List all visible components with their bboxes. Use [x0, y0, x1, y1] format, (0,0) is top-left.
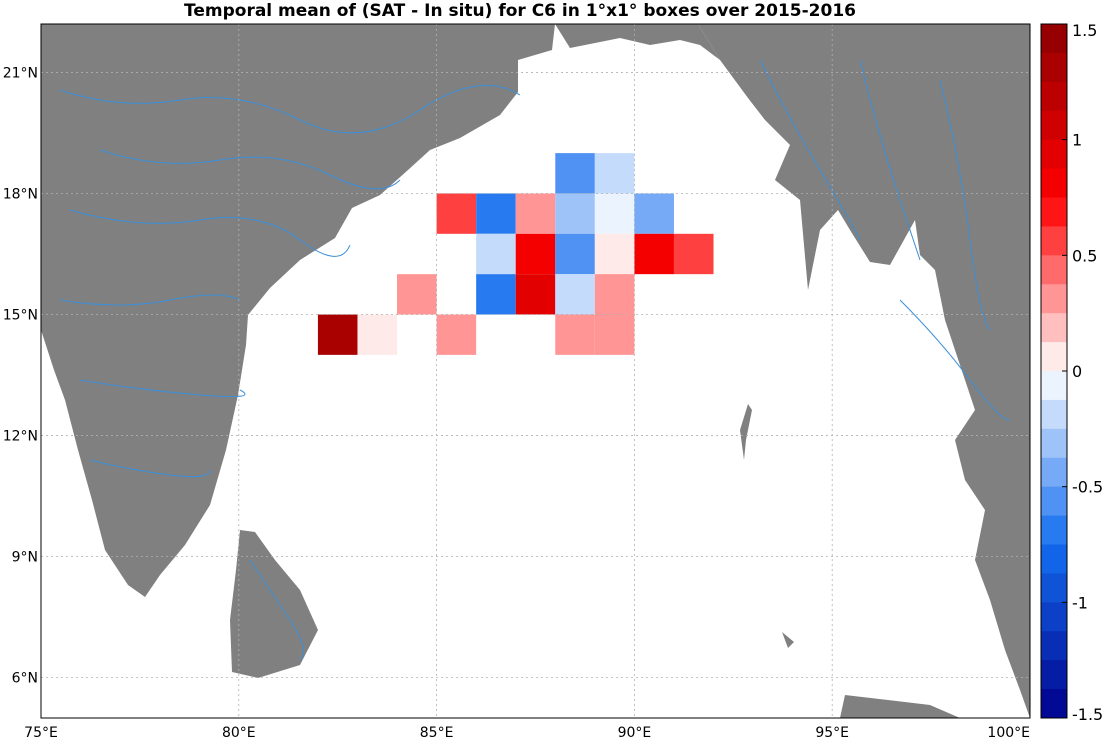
x-axis: 75°E 80°E 85°E 90°E 95°E 100°E — [24, 725, 1030, 740]
land-andaman-2 — [782, 632, 794, 648]
heatmap-cell — [555, 233, 595, 275]
heatmap-cell — [515, 233, 556, 275]
plot-frame — [40, 23, 1031, 719]
data-cells — [317, 153, 714, 355]
heatmap-cell — [634, 233, 674, 275]
colorbar-swatch — [1041, 342, 1067, 372]
heatmap-cell — [555, 153, 595, 194]
heatmap-cell — [515, 193, 556, 234]
colorbar-swatch — [1041, 486, 1067, 517]
x-tick-label: 80°E — [222, 725, 256, 740]
colorbar-swatch — [1041, 399, 1067, 430]
heatmap-cell — [594, 193, 635, 234]
heatmap-cell — [476, 193, 516, 234]
heatmap-cell — [436, 314, 477, 355]
heatmap-cell — [317, 314, 358, 355]
colorbar-ticks: 1.5 1 0.5 0 -0.5 -1 -1.5 — [1062, 21, 1103, 724]
colorbar-swatch — [1041, 631, 1067, 661]
x-tick-label: 95°E — [815, 725, 849, 740]
heatmap-cell — [555, 314, 595, 355]
colorbar-swatch — [1041, 52, 1067, 83]
heatmap-cell — [357, 314, 398, 355]
land-layer — [41, 24, 1030, 718]
colorbar-swatch — [1041, 313, 1067, 343]
colorbar-tick-label: 1.5 — [1072, 21, 1097, 40]
colorbar-tick-label: -1 — [1072, 593, 1088, 612]
colorbar-tick-label: 0 — [1072, 362, 1082, 381]
map-title: Temporal mean of (SAT - In situ) for C6 … — [184, 1, 856, 21]
heatmap-cell — [476, 233, 516, 275]
colorbar-swatch — [1041, 81, 1067, 112]
colorbar-swatch — [1041, 515, 1067, 545]
heatmap-cell — [436, 193, 477, 234]
heatmap-cell — [673, 233, 714, 275]
land-sumatra — [840, 695, 960, 718]
colorbar-tick-label: -1.5 — [1072, 705, 1103, 724]
land-bangladesh — [555, 24, 720, 60]
y-tick-label: 12°N — [3, 429, 38, 445]
y-tick-label: 18°N — [3, 186, 38, 202]
heatmap-cell — [594, 314, 635, 355]
colorbar-swatch — [1041, 660, 1067, 690]
heatmap-cell — [397, 274, 437, 315]
colorbar-swatch — [1041, 255, 1067, 285]
x-tick-label: 75°E — [24, 725, 58, 740]
colorbar-swatch — [1041, 371, 1067, 401]
colorbar-swatch — [1041, 284, 1067, 314]
x-tick-label: 100°E — [987, 725, 1030, 740]
colorbar-tick-label: 1 — [1072, 131, 1082, 150]
colorbar-swatch — [1041, 602, 1067, 632]
x-tick-label: 90°E — [618, 725, 652, 740]
heatmap-cell — [555, 274, 595, 315]
colorbar-swatch — [1041, 457, 1067, 488]
heatmap-cell — [515, 274, 556, 315]
colorbar-tick-label: -0.5 — [1072, 478, 1103, 497]
colorbar-swatch — [1041, 197, 1067, 227]
colorbar-swatch — [1041, 139, 1067, 170]
colorbar-swatch — [1041, 573, 1067, 603]
heatmap-cell — [594, 153, 635, 194]
heatmap-cell — [594, 274, 635, 315]
land-andaman-1 — [740, 404, 752, 460]
land-southeast-asia — [698, 24, 1030, 718]
y-tick-label: 9°N — [12, 550, 38, 566]
colorbar-swatch — [1041, 428, 1067, 459]
colorbar-swatch — [1041, 689, 1067, 719]
colorbar — [1040, 23, 1068, 719]
heatmap-cell — [555, 193, 595, 234]
heatmap-cell — [634, 193, 674, 234]
y-axis: 6°N 9°N 12°N 15°N 18°N 21°N — [3, 65, 38, 686]
land-india — [41, 24, 555, 597]
colorbar-swatch — [1041, 110, 1067, 141]
y-tick-label: 15°N — [3, 308, 38, 324]
colorbar-tick-label: 0.5 — [1072, 246, 1097, 265]
graticule — [41, 24, 1030, 718]
colorbar-swatch — [1041, 24, 1067, 54]
x-tick-label: 85°E — [420, 725, 454, 740]
heatmap-cell — [476, 274, 516, 315]
colorbar-swatch — [1041, 544, 1067, 574]
colorbar-swatch — [1041, 168, 1067, 198]
land-sri-lanka — [230, 530, 318, 678]
colorbar-swatch — [1041, 226, 1067, 256]
y-tick-label: 21°N — [3, 65, 38, 81]
y-tick-label: 6°N — [12, 671, 38, 687]
heatmap-cell — [594, 233, 635, 275]
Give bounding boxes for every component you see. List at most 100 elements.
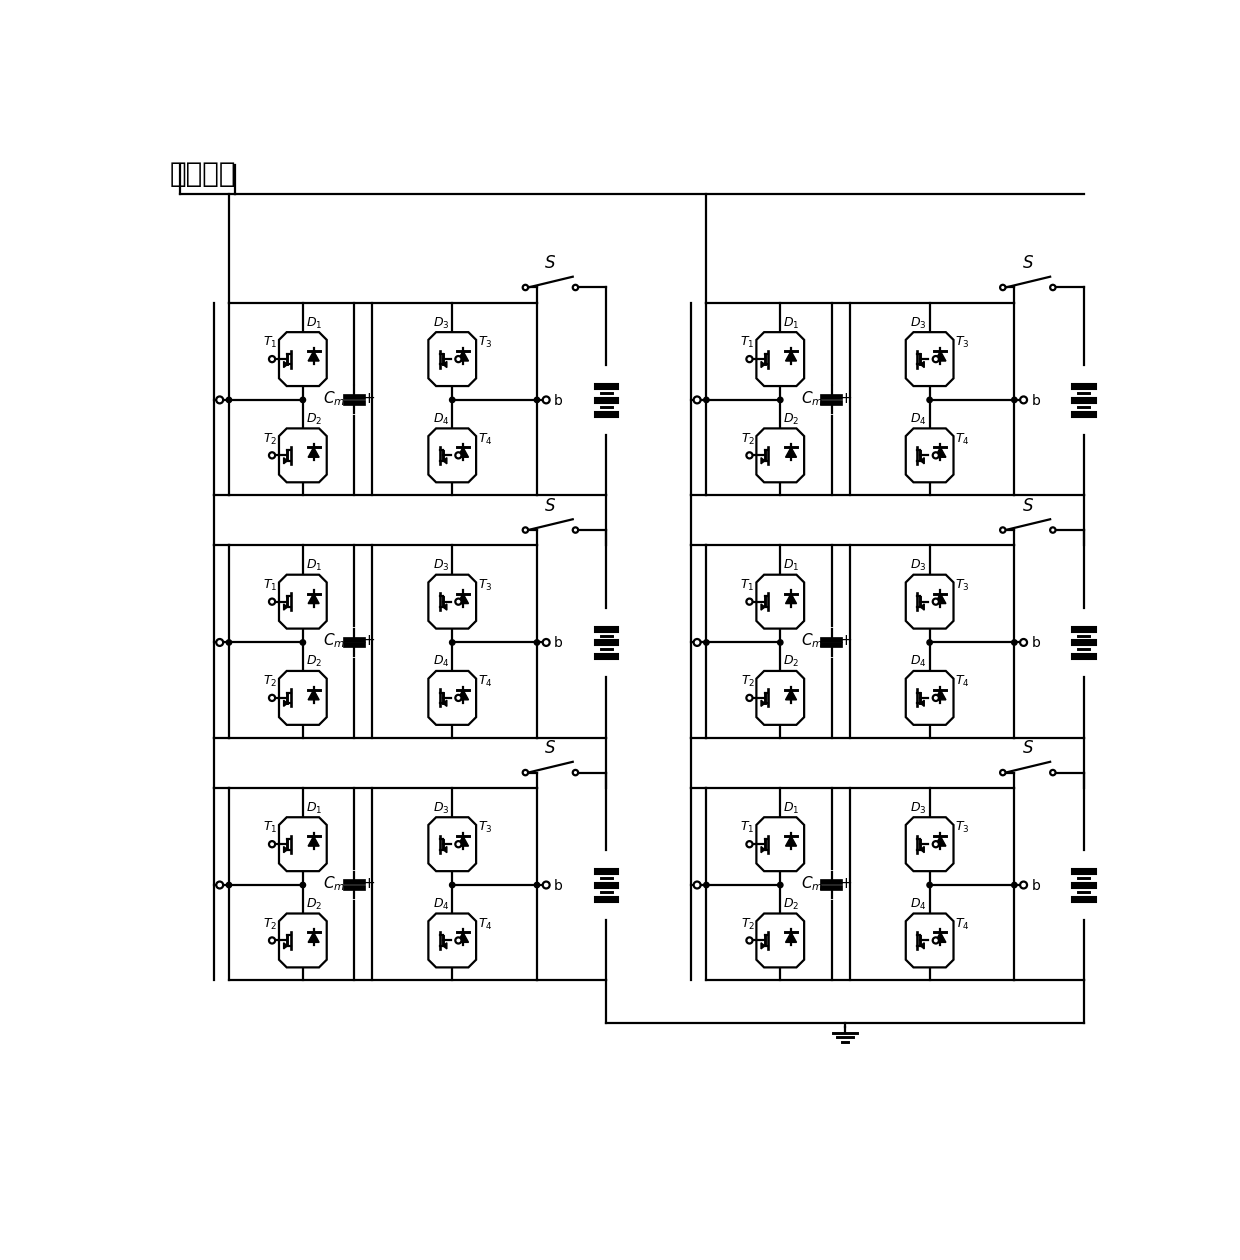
Circle shape bbox=[269, 357, 275, 362]
Polygon shape bbox=[905, 670, 954, 724]
Circle shape bbox=[216, 882, 223, 888]
Circle shape bbox=[269, 598, 275, 605]
Polygon shape bbox=[756, 428, 804, 483]
Polygon shape bbox=[920, 457, 924, 464]
Text: $D_4$: $D_4$ bbox=[910, 412, 926, 427]
Polygon shape bbox=[458, 932, 469, 942]
Text: $D_3$: $D_3$ bbox=[910, 558, 926, 573]
Text: $D_2$: $D_2$ bbox=[784, 412, 800, 427]
Circle shape bbox=[543, 882, 549, 888]
Circle shape bbox=[534, 397, 539, 403]
Circle shape bbox=[932, 357, 939, 362]
Polygon shape bbox=[761, 457, 765, 464]
Text: $T_2$: $T_2$ bbox=[740, 431, 755, 446]
Text: $D_4$: $D_4$ bbox=[910, 654, 926, 669]
Text: $+$: $+$ bbox=[839, 876, 852, 891]
Circle shape bbox=[1001, 528, 1006, 533]
Polygon shape bbox=[756, 818, 804, 871]
Circle shape bbox=[746, 452, 753, 459]
Text: $C_m$: $C_m$ bbox=[801, 631, 823, 650]
Polygon shape bbox=[920, 942, 924, 949]
Polygon shape bbox=[284, 362, 288, 368]
Polygon shape bbox=[756, 575, 804, 629]
Circle shape bbox=[455, 452, 461, 459]
Text: $+$: $+$ bbox=[362, 634, 374, 649]
Polygon shape bbox=[308, 447, 319, 457]
Circle shape bbox=[455, 937, 461, 944]
Polygon shape bbox=[756, 333, 804, 386]
Polygon shape bbox=[905, 914, 954, 968]
Polygon shape bbox=[920, 701, 924, 707]
Text: $D_2$: $D_2$ bbox=[306, 897, 322, 912]
Polygon shape bbox=[284, 457, 288, 464]
Text: $D_4$: $D_4$ bbox=[433, 654, 449, 669]
Polygon shape bbox=[905, 428, 954, 483]
Text: $T_4$: $T_4$ bbox=[477, 674, 492, 689]
Polygon shape bbox=[935, 352, 946, 362]
Circle shape bbox=[932, 694, 939, 701]
Text: b: b bbox=[554, 636, 563, 650]
Text: b: b bbox=[1032, 878, 1040, 893]
Circle shape bbox=[928, 882, 932, 888]
Polygon shape bbox=[761, 701, 765, 707]
Polygon shape bbox=[428, 670, 476, 724]
Polygon shape bbox=[279, 333, 326, 386]
Circle shape bbox=[523, 528, 528, 533]
Text: $S$: $S$ bbox=[544, 496, 557, 514]
Circle shape bbox=[455, 694, 461, 701]
Circle shape bbox=[1050, 285, 1055, 290]
Polygon shape bbox=[443, 604, 446, 610]
Polygon shape bbox=[428, 333, 476, 386]
Text: $T_4$: $T_4$ bbox=[477, 916, 492, 931]
Polygon shape bbox=[785, 352, 796, 362]
Circle shape bbox=[746, 598, 753, 605]
Circle shape bbox=[450, 882, 455, 888]
Text: $T_1$: $T_1$ bbox=[740, 820, 755, 835]
Text: $D_1$: $D_1$ bbox=[784, 558, 800, 573]
Polygon shape bbox=[920, 604, 924, 610]
Text: $D_2$: $D_2$ bbox=[306, 654, 322, 669]
Polygon shape bbox=[761, 847, 765, 853]
Circle shape bbox=[216, 397, 223, 403]
Text: $D_1$: $D_1$ bbox=[306, 558, 322, 573]
Circle shape bbox=[703, 397, 709, 403]
Text: $D_2$: $D_2$ bbox=[306, 412, 322, 427]
Circle shape bbox=[777, 882, 782, 888]
Text: $C_m$: $C_m$ bbox=[324, 389, 346, 408]
Polygon shape bbox=[761, 604, 765, 610]
Text: $D_4$: $D_4$ bbox=[433, 412, 449, 427]
Polygon shape bbox=[458, 593, 469, 604]
Circle shape bbox=[573, 528, 578, 533]
Circle shape bbox=[932, 452, 939, 459]
Circle shape bbox=[455, 357, 461, 362]
Circle shape bbox=[1012, 640, 1017, 645]
Circle shape bbox=[534, 640, 539, 645]
Polygon shape bbox=[308, 593, 319, 604]
Text: $D_3$: $D_3$ bbox=[433, 800, 449, 815]
Text: b: b bbox=[1032, 636, 1040, 650]
Circle shape bbox=[932, 842, 939, 847]
Circle shape bbox=[1001, 285, 1006, 290]
Text: $T_2$: $T_2$ bbox=[740, 674, 755, 689]
Text: $T_1$: $T_1$ bbox=[263, 578, 278, 593]
Circle shape bbox=[573, 285, 578, 290]
Circle shape bbox=[450, 397, 455, 403]
Circle shape bbox=[746, 357, 753, 362]
Circle shape bbox=[300, 882, 305, 888]
Polygon shape bbox=[443, 847, 446, 853]
Text: $T_3$: $T_3$ bbox=[477, 820, 492, 835]
Text: $C_m$: $C_m$ bbox=[801, 874, 823, 893]
Text: $T_3$: $T_3$ bbox=[477, 578, 492, 593]
Polygon shape bbox=[279, 428, 326, 483]
Circle shape bbox=[269, 452, 275, 459]
Circle shape bbox=[269, 937, 275, 944]
Circle shape bbox=[216, 639, 223, 646]
Polygon shape bbox=[443, 701, 446, 707]
Text: $T_4$: $T_4$ bbox=[955, 674, 970, 689]
Polygon shape bbox=[905, 575, 954, 629]
Text: $C_m$: $C_m$ bbox=[324, 631, 346, 650]
Circle shape bbox=[693, 397, 701, 403]
Text: $D_2$: $D_2$ bbox=[784, 897, 800, 912]
Circle shape bbox=[450, 640, 455, 645]
Circle shape bbox=[534, 882, 539, 888]
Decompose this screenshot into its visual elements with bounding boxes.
————
Copy, unchanged, the stretch of the items from the line containing "Circle shape bbox=[269, 357, 275, 362]" through the line containing "Text: $D_4$: $D_4$ bbox=[433, 654, 449, 669]", both included.

Circle shape bbox=[269, 357, 275, 362]
Polygon shape bbox=[905, 670, 954, 724]
Circle shape bbox=[216, 882, 223, 888]
Circle shape bbox=[269, 598, 275, 605]
Polygon shape bbox=[756, 428, 804, 483]
Polygon shape bbox=[920, 457, 924, 464]
Text: $D_4$: $D_4$ bbox=[910, 412, 926, 427]
Polygon shape bbox=[458, 932, 469, 942]
Text: $D_3$: $D_3$ bbox=[910, 558, 926, 573]
Text: $D_2$: $D_2$ bbox=[784, 412, 800, 427]
Circle shape bbox=[543, 882, 549, 888]
Circle shape bbox=[534, 397, 539, 403]
Circle shape bbox=[932, 357, 939, 362]
Polygon shape bbox=[761, 457, 765, 464]
Text: $T_2$: $T_2$ bbox=[740, 431, 755, 446]
Text: $D_4$: $D_4$ bbox=[910, 654, 926, 669]
Text: $+$: $+$ bbox=[839, 876, 852, 891]
Circle shape bbox=[1001, 528, 1006, 533]
Polygon shape bbox=[756, 818, 804, 871]
Circle shape bbox=[746, 452, 753, 459]
Text: $C_m$: $C_m$ bbox=[801, 631, 823, 650]
Polygon shape bbox=[920, 942, 924, 949]
Polygon shape bbox=[284, 362, 288, 368]
Polygon shape bbox=[756, 575, 804, 629]
Circle shape bbox=[455, 452, 461, 459]
Text: $+$: $+$ bbox=[362, 634, 374, 649]
Polygon shape bbox=[308, 447, 319, 457]
Circle shape bbox=[455, 937, 461, 944]
Polygon shape bbox=[756, 333, 804, 386]
Polygon shape bbox=[905, 914, 954, 968]
Polygon shape bbox=[920, 701, 924, 707]
Text: $D_2$: $D_2$ bbox=[306, 897, 322, 912]
Polygon shape bbox=[284, 457, 288, 464]
Text: $D_4$: $D_4$ bbox=[433, 654, 449, 669]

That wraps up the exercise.